### Directions
Pull every line containing "Precipitation" from the entries.

[Chart and figure data]
★ ★ ★ ★

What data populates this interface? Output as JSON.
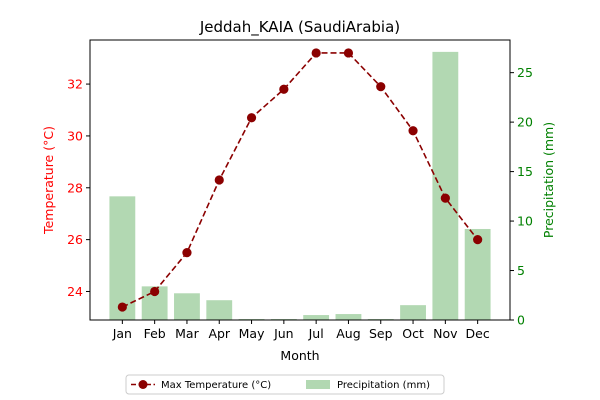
{
  "chart_data": {
    "type": "bar+line",
    "title": "Jeddah_KAIA (SaudiArabia)",
    "xlabel": "Month",
    "ylabel_left": "Temperature (°C)",
    "ylabel_right": "Precipitation (mm)",
    "categories": [
      "Jan",
      "Feb",
      "Mar",
      "Apr",
      "May",
      "Jun",
      "Jul",
      "Aug",
      "Sep",
      "Oct",
      "Nov",
      "Dec"
    ],
    "ylim_left": [
      22.9,
      33.7
    ],
    "yticks_left": [
      24,
      26,
      28,
      30,
      32
    ],
    "ylim_right": [
      0,
      28.3
    ],
    "yticks_right": [
      0,
      5,
      10,
      15,
      20,
      25
    ],
    "series": [
      {
        "name": "Max Temperature (°C)",
        "type": "line",
        "axis": "left",
        "color": "#8b0000",
        "values": [
          23.4,
          24.0,
          25.5,
          28.3,
          30.7,
          31.8,
          33.2,
          33.2,
          31.9,
          30.2,
          27.6,
          26.0
        ]
      },
      {
        "name": "Precipitation (mm)",
        "type": "bar",
        "axis": "right",
        "color": "#b2d8b2",
        "values": [
          12.5,
          3.4,
          2.7,
          2.0,
          0.1,
          0.1,
          0.5,
          0.6,
          0.1,
          1.5,
          27.1,
          9.2
        ]
      }
    ],
    "legend_position": "bottom-center",
    "grid": false,
    "colors": {
      "left_axis": "#ff0000",
      "right_axis": "#008000"
    }
  }
}
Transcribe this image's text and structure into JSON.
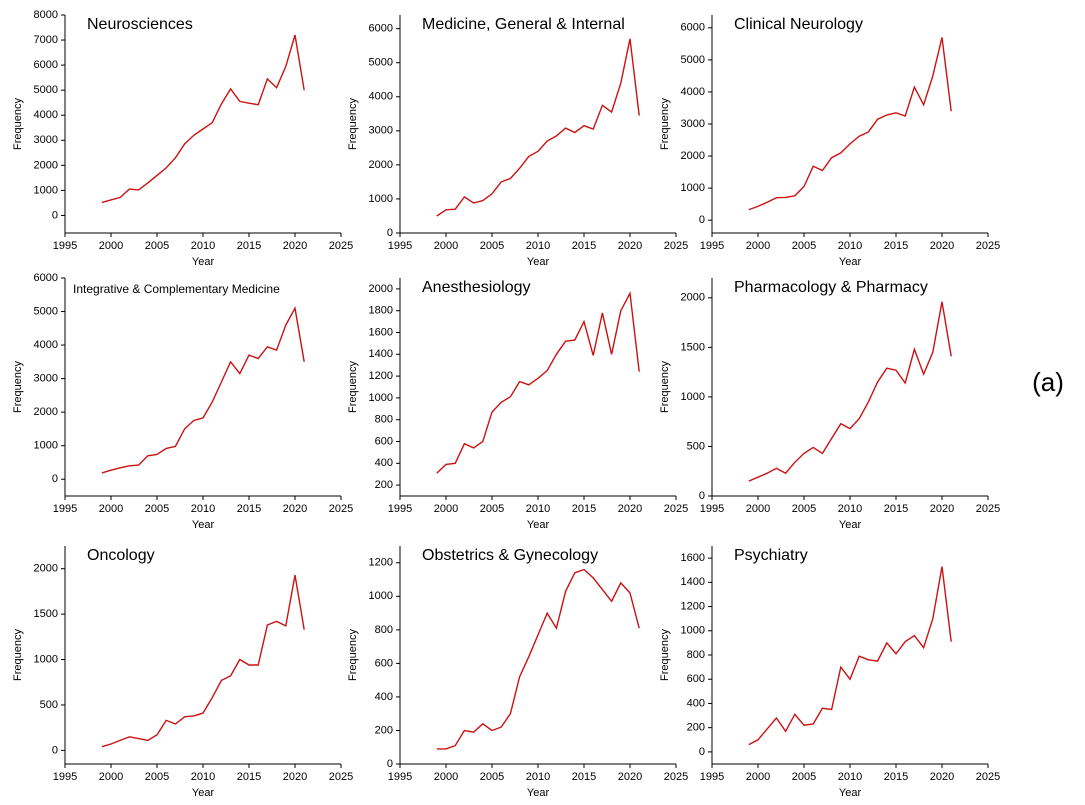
{
  "panel_label": "(a)",
  "chart_data": [
    {
      "type": "line",
      "title": "Neurosciences",
      "xlabel": "Year",
      "ylabel": "Frequency",
      "x": [
        1999,
        2000,
        2001,
        2002,
        2003,
        2004,
        2005,
        2006,
        2007,
        2008,
        2009,
        2010,
        2011,
        2012,
        2013,
        2014,
        2015,
        2016,
        2017,
        2018,
        2019,
        2020,
        2021
      ],
      "series": [
        {
          "color": "#cc1111",
          "values": [
            520,
            620,
            720,
            1050,
            1020,
            1300,
            1600,
            1900,
            2300,
            2850,
            3200,
            3450,
            3700,
            4450,
            5050,
            4550,
            4480,
            4420,
            5450,
            5100,
            5950,
            7200,
            5000
          ]
        }
      ],
      "xlim": [
        1995,
        2025
      ],
      "xticks": [
        1995,
        2000,
        2005,
        2010,
        2015,
        2020,
        2025
      ],
      "ylim": [
        -700,
        8000
      ],
      "yticks": [
        0,
        1000,
        2000,
        3000,
        4000,
        5000,
        6000,
        7000,
        8000
      ]
    },
    {
      "type": "line",
      "title": "Medicine, General & Internal",
      "xlabel": "Year",
      "ylabel": "Frequency",
      "x": [
        1999,
        2000,
        2001,
        2002,
        2003,
        2004,
        2005,
        2006,
        2007,
        2008,
        2009,
        2010,
        2011,
        2012,
        2013,
        2014,
        2015,
        2016,
        2017,
        2018,
        2019,
        2020,
        2021
      ],
      "series": [
        {
          "color": "#cc1111",
          "values": [
            500,
            680,
            700,
            1060,
            880,
            950,
            1150,
            1500,
            1600,
            1900,
            2250,
            2400,
            2700,
            2850,
            3080,
            2950,
            3150,
            3050,
            3750,
            3550,
            4400,
            5700,
            3450
          ]
        }
      ],
      "xlim": [
        1995,
        2025
      ],
      "xticks": [
        1995,
        2000,
        2005,
        2010,
        2015,
        2020,
        2025
      ],
      "ylim": [
        0,
        6400
      ],
      "yticks": [
        0,
        1000,
        2000,
        3000,
        4000,
        5000,
        6000
      ]
    },
    {
      "type": "line",
      "title": "Clinical Neurology",
      "xlabel": "Year",
      "ylabel": "Frequency",
      "x": [
        1999,
        2000,
        2001,
        2002,
        2003,
        2004,
        2005,
        2006,
        2007,
        2008,
        2009,
        2010,
        2011,
        2012,
        2013,
        2014,
        2015,
        2016,
        2017,
        2018,
        2019,
        2020,
        2021
      ],
      "series": [
        {
          "color": "#cc1111",
          "values": [
            330,
            430,
            560,
            700,
            710,
            760,
            1050,
            1680,
            1550,
            1950,
            2100,
            2380,
            2620,
            2750,
            3150,
            3280,
            3350,
            3250,
            4150,
            3600,
            4500,
            5700,
            3400
          ]
        }
      ],
      "xlim": [
        1995,
        2025
      ],
      "xticks": [
        1995,
        2000,
        2005,
        2010,
        2015,
        2020,
        2025
      ],
      "ylim": [
        -400,
        6400
      ],
      "yticks": [
        0,
        1000,
        2000,
        3000,
        4000,
        5000,
        6000
      ]
    },
    {
      "type": "line",
      "title": "Integrative & Complementary Medicine",
      "xlabel": "Year",
      "ylabel": "Frequency",
      "x": [
        1999,
        2000,
        2001,
        2002,
        2003,
        2004,
        2005,
        2006,
        2007,
        2008,
        2009,
        2010,
        2011,
        2012,
        2013,
        2014,
        2015,
        2016,
        2017,
        2018,
        2019,
        2020,
        2021
      ],
      "series": [
        {
          "color": "#cc1111",
          "values": [
            190,
            270,
            340,
            400,
            420,
            700,
            740,
            920,
            980,
            1500,
            1750,
            1830,
            2300,
            2900,
            3500,
            3150,
            3700,
            3600,
            3950,
            3850,
            4600,
            5100,
            3500
          ]
        }
      ],
      "xlim": [
        1995,
        2025
      ],
      "xticks": [
        1995,
        2000,
        2005,
        2010,
        2015,
        2020,
        2025
      ],
      "ylim": [
        -500,
        6000
      ],
      "yticks": [
        0,
        1000,
        2000,
        3000,
        4000,
        5000,
        6000
      ]
    },
    {
      "type": "line",
      "title": "Anesthesiology",
      "xlabel": "Year",
      "ylabel": "Frequency",
      "x": [
        1999,
        2000,
        2001,
        2002,
        2003,
        2004,
        2005,
        2006,
        2007,
        2008,
        2009,
        2010,
        2011,
        2012,
        2013,
        2014,
        2015,
        2016,
        2017,
        2018,
        2019,
        2020,
        2021
      ],
      "series": [
        {
          "color": "#cc1111",
          "values": [
            310,
            390,
            400,
            580,
            540,
            600,
            870,
            960,
            1010,
            1150,
            1120,
            1180,
            1250,
            1400,
            1520,
            1530,
            1700,
            1390,
            1780,
            1400,
            1800,
            1960,
            1240
          ]
        }
      ],
      "xlim": [
        1995,
        2025
      ],
      "xticks": [
        1995,
        2000,
        2005,
        2010,
        2015,
        2020,
        2025
      ],
      "ylim": [
        100,
        2100
      ],
      "yticks": [
        200,
        400,
        600,
        800,
        1000,
        1200,
        1400,
        1600,
        1800,
        2000
      ]
    },
    {
      "type": "line",
      "title": "Pharmacology & Pharmacy",
      "xlabel": "Year",
      "ylabel": "Frequency",
      "x": [
        1999,
        2000,
        2001,
        2002,
        2003,
        2004,
        2005,
        2006,
        2007,
        2008,
        2009,
        2010,
        2011,
        2012,
        2013,
        2014,
        2015,
        2016,
        2017,
        2018,
        2019,
        2020,
        2021
      ],
      "series": [
        {
          "color": "#cc1111",
          "values": [
            150,
            190,
            230,
            280,
            230,
            340,
            430,
            490,
            430,
            580,
            730,
            680,
            780,
            950,
            1150,
            1290,
            1270,
            1140,
            1480,
            1230,
            1450,
            1960,
            1410
          ]
        }
      ],
      "xlim": [
        1995,
        2025
      ],
      "xticks": [
        1995,
        2000,
        2005,
        2010,
        2015,
        2020,
        2025
      ],
      "ylim": [
        0,
        2200
      ],
      "yticks": [
        0,
        500,
        1000,
        1500,
        2000
      ]
    },
    {
      "type": "line",
      "title": "Oncology",
      "xlabel": "Year",
      "ylabel": "Frequency",
      "x": [
        1999,
        2000,
        2001,
        2002,
        2003,
        2004,
        2005,
        2006,
        2007,
        2008,
        2009,
        2010,
        2011,
        2012,
        2013,
        2014,
        2015,
        2016,
        2017,
        2018,
        2019,
        2020,
        2021
      ],
      "series": [
        {
          "color": "#cc1111",
          "values": [
            40,
            70,
            110,
            150,
            130,
            110,
            170,
            330,
            290,
            370,
            380,
            410,
            580,
            770,
            820,
            1000,
            940,
            940,
            1380,
            1420,
            1370,
            1930,
            1330
          ]
        }
      ],
      "xlim": [
        1995,
        2025
      ],
      "xticks": [
        1995,
        2000,
        2005,
        2010,
        2015,
        2020,
        2025
      ],
      "ylim": [
        -150,
        2250
      ],
      "yticks": [
        0,
        500,
        1000,
        1500,
        2000
      ]
    },
    {
      "type": "line",
      "title": "Obstetrics & Gynecology",
      "xlabel": "Year",
      "ylabel": "Frequency",
      "x": [
        1999,
        2000,
        2001,
        2002,
        2003,
        2004,
        2005,
        2006,
        2007,
        2008,
        2009,
        2010,
        2011,
        2012,
        2013,
        2014,
        2015,
        2016,
        2017,
        2018,
        2019,
        2020,
        2021
      ],
      "series": [
        {
          "color": "#cc1111",
          "values": [
            90,
            90,
            110,
            200,
            190,
            240,
            200,
            220,
            300,
            520,
            640,
            770,
            900,
            810,
            1030,
            1140,
            1160,
            1110,
            1040,
            970,
            1080,
            1020,
            810
          ]
        }
      ],
      "xlim": [
        1995,
        2025
      ],
      "xticks": [
        1995,
        2000,
        2005,
        2010,
        2015,
        2020,
        2025
      ],
      "ylim": [
        0,
        1300
      ],
      "yticks": [
        0,
        200,
        400,
        600,
        800,
        1000,
        1200
      ]
    },
    {
      "type": "line",
      "title": "Psychiatry",
      "xlabel": "Year",
      "ylabel": "Frequency",
      "x": [
        1999,
        2000,
        2001,
        2002,
        2003,
        2004,
        2005,
        2006,
        2007,
        2008,
        2009,
        2010,
        2011,
        2012,
        2013,
        2014,
        2015,
        2016,
        2017,
        2018,
        2019,
        2020,
        2021
      ],
      "series": [
        {
          "color": "#cc1111",
          "values": [
            60,
            100,
            190,
            280,
            170,
            310,
            220,
            230,
            360,
            350,
            700,
            600,
            790,
            760,
            750,
            900,
            810,
            910,
            960,
            860,
            1100,
            1530,
            910
          ]
        }
      ],
      "xlim": [
        1995,
        2025
      ],
      "xticks": [
        1995,
        2000,
        2005,
        2010,
        2015,
        2020,
        2025
      ],
      "ylim": [
        -100,
        1700
      ],
      "yticks": [
        0,
        200,
        400,
        600,
        800,
        1000,
        1200,
        1400,
        1600
      ]
    }
  ]
}
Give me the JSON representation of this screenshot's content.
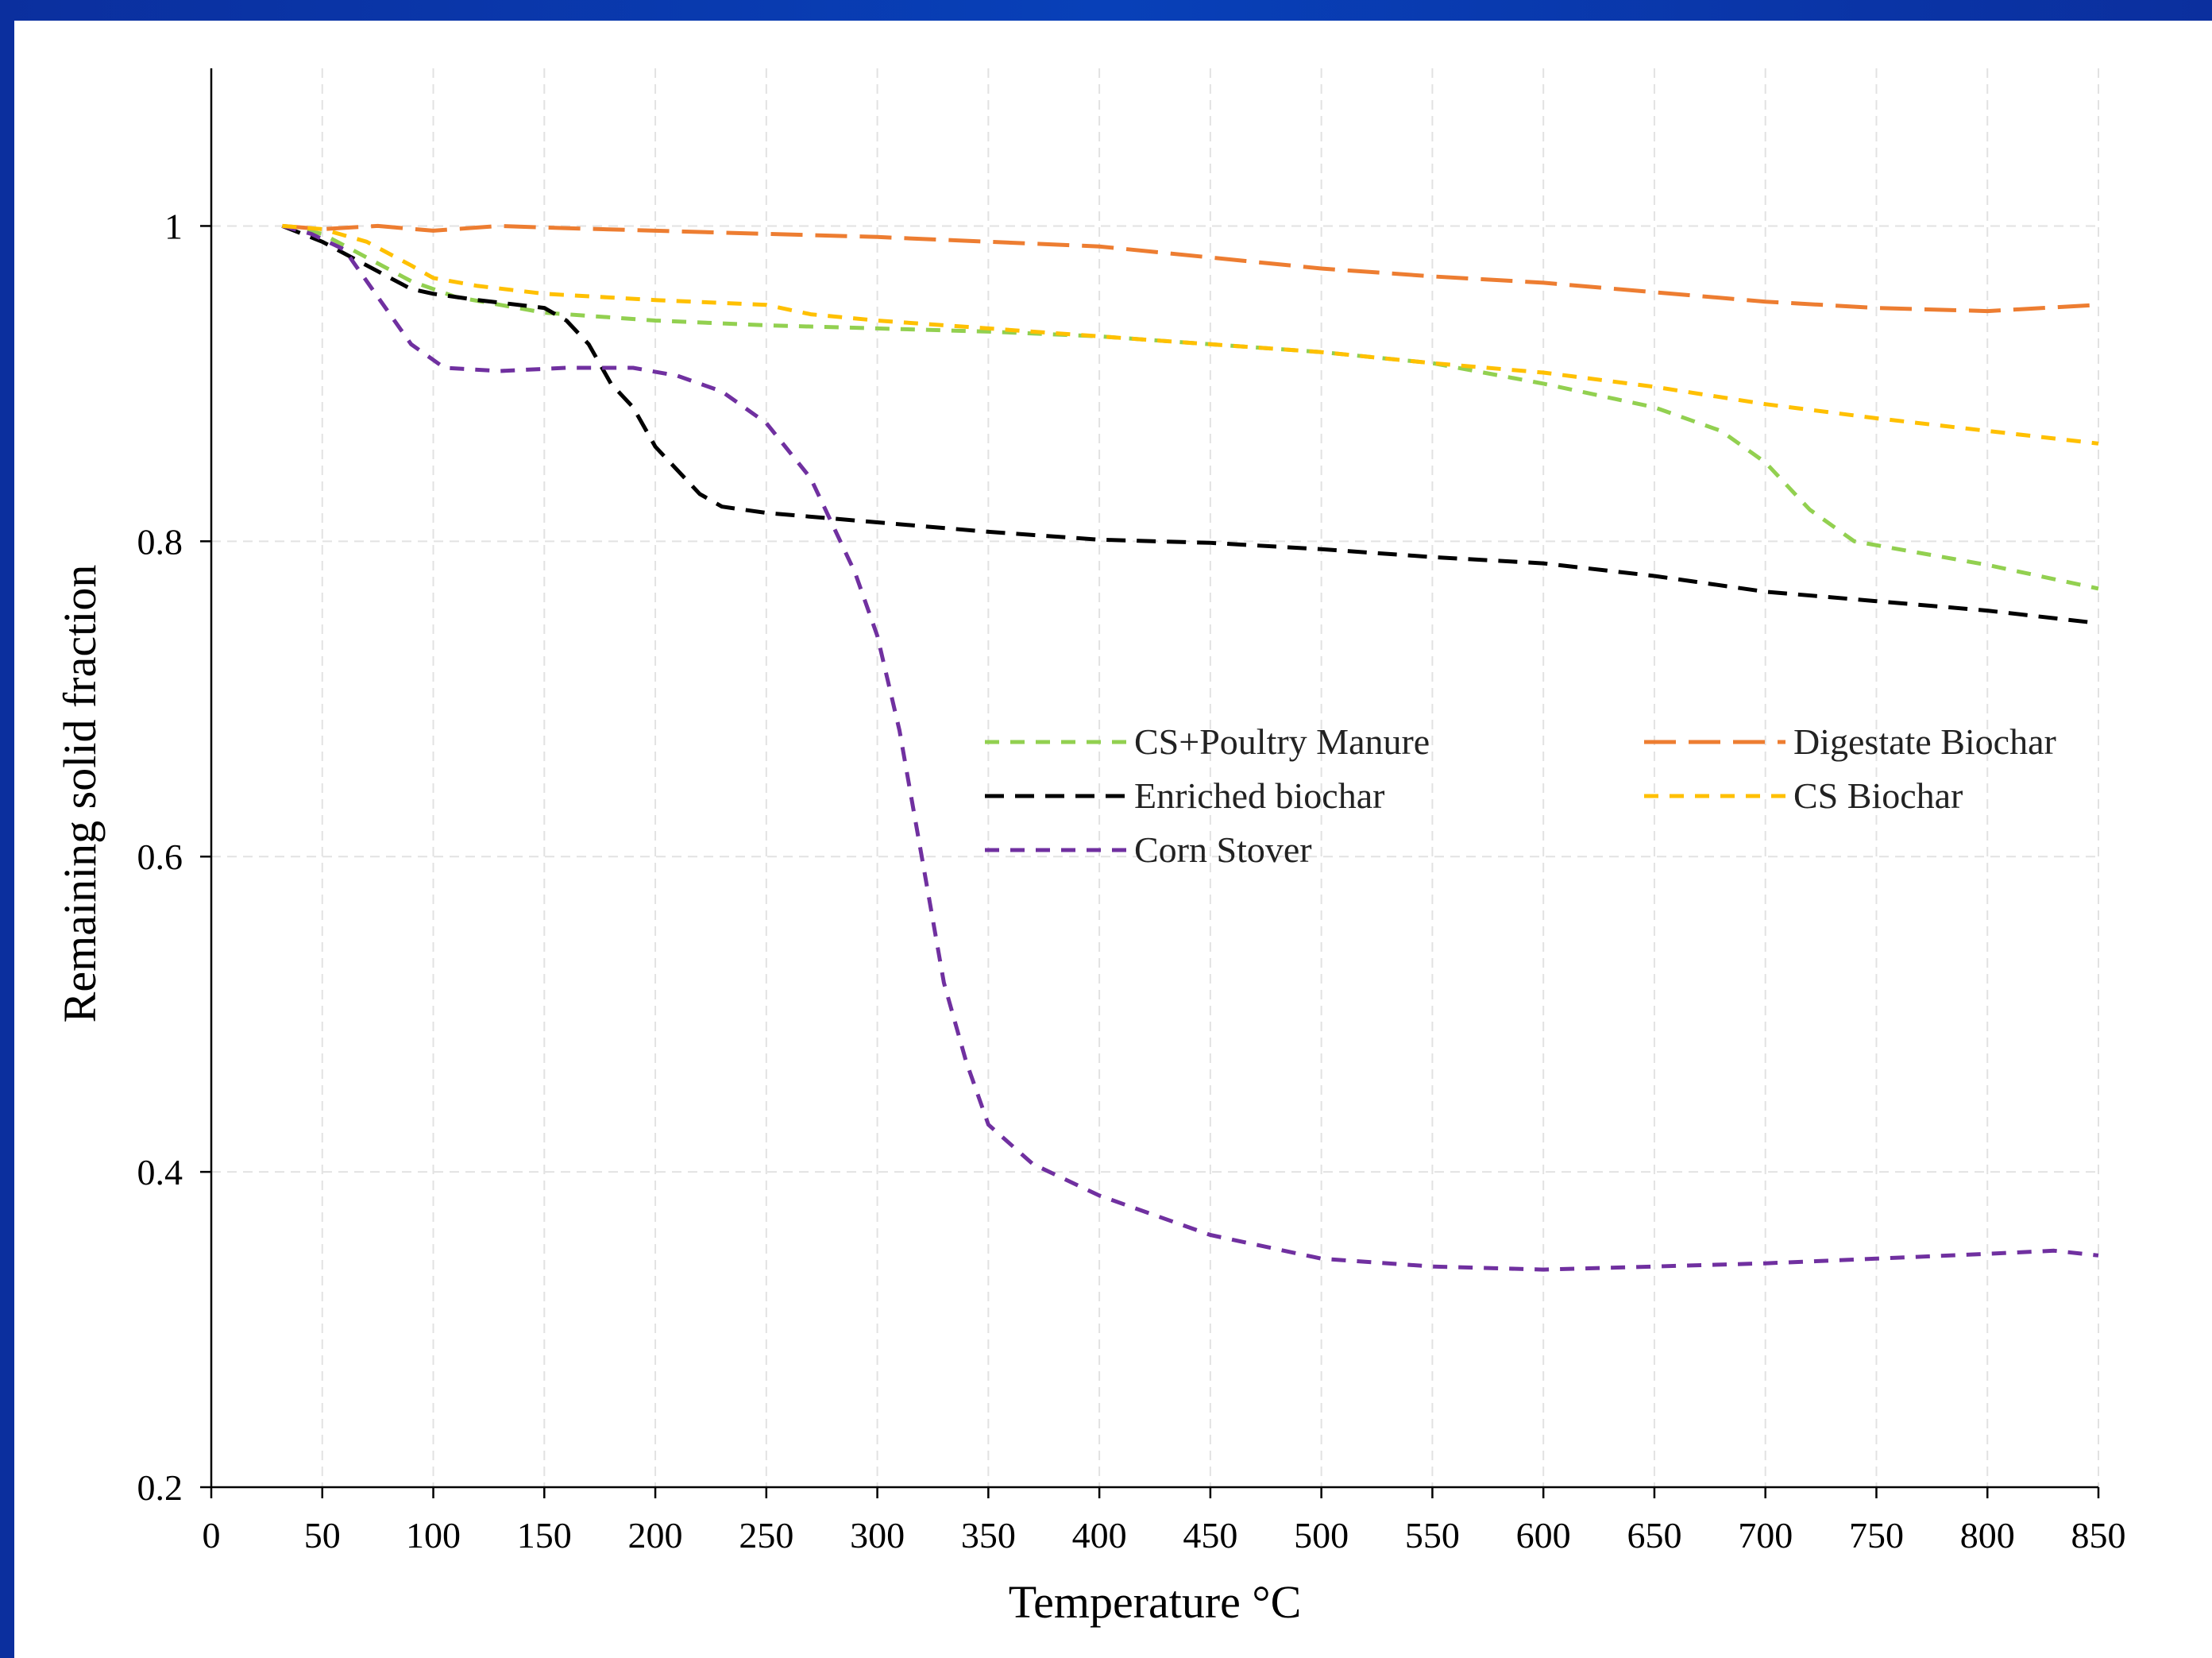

★ ★ ★ ★

### The answer
    "ylabel_right": "Precipitation (mm)",
        "name": "Precipitation (mm)",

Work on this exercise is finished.